● **TASK DETAILS**
Transcribe the records in full, keeping every character as it is.

● **INPUT DATA**
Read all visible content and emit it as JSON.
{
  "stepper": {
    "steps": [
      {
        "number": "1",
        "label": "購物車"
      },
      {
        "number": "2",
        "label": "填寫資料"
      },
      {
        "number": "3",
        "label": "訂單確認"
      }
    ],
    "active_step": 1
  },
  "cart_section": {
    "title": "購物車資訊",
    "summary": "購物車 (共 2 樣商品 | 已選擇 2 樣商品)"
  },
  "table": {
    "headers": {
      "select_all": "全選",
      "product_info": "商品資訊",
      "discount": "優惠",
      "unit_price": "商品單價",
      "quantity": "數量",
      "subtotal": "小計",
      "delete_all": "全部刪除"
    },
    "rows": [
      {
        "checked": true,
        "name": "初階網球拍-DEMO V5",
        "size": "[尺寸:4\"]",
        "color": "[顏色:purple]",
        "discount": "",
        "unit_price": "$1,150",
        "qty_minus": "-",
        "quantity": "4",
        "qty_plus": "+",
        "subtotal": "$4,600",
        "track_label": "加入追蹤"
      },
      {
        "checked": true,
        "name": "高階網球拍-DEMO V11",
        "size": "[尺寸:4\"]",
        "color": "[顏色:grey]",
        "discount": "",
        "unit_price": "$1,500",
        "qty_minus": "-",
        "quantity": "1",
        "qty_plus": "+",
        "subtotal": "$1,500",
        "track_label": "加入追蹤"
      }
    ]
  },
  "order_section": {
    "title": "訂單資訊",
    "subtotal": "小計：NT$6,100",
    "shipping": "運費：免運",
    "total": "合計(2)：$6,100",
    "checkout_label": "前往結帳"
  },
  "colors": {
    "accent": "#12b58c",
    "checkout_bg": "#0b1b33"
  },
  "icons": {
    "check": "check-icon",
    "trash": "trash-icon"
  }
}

● **THE RESPONSE**
Read all visible content and emit it as JSON.
{
  "stepper": {
    "steps": [
      {
        "number": "1",
        "label": "購物車"
      },
      {
        "number": "2",
        "label": "填寫資料"
      },
      {
        "number": "3",
        "label": "訂單確認"
      }
    ],
    "active_step": 1
  },
  "cart_section": {
    "title": "購物車資訊",
    "summary": "購物車 (共 2 樣商品 | 已選擇 2 樣商品)"
  },
  "table": {
    "headers": {
      "select_all": "全選",
      "product_info": "商品資訊",
      "discount": "優惠",
      "unit_price": "商品單價",
      "quantity": "數量",
      "subtotal": "小計",
      "delete_all": "全部刪除"
    },
    "rows": [
      {
        "checked": true,
        "name": "初階網球拍-DEMO V5",
        "size": "[尺寸:4\"]",
        "color": "[顏色:purple]",
        "discount": "",
        "unit_price": "$1,150",
        "qty_minus": "-",
        "quantity": "4",
        "qty_plus": "+",
        "subtotal": "$4,600",
        "track_label": "加入追蹤"
      },
      {
        "checked": true,
        "name": "高階網球拍-DEMO V11",
        "size": "[尺寸:4\"]",
        "color": "[顏色:grey]",
        "discount": "",
        "unit_price": "$1,500",
        "qty_minus": "-",
        "quantity": "1",
        "qty_plus": "+",
        "subtotal": "$1,500",
        "track_label": "加入追蹤"
      }
    ]
  },
  "order_section": {
    "title": "訂單資訊",
    "subtotal": "小計：NT$6,100",
    "shipping": "運費：免運",
    "total": "合計(2)：$6,100",
    "checkout_label": "前往結帳"
  },
  "colors": {
    "accent": "#12b58c",
    "checkout_bg": "#0b1b33"
  },
  "icons": {
    "check": "check-icon",
    "trash": "trash-icon"
  }
}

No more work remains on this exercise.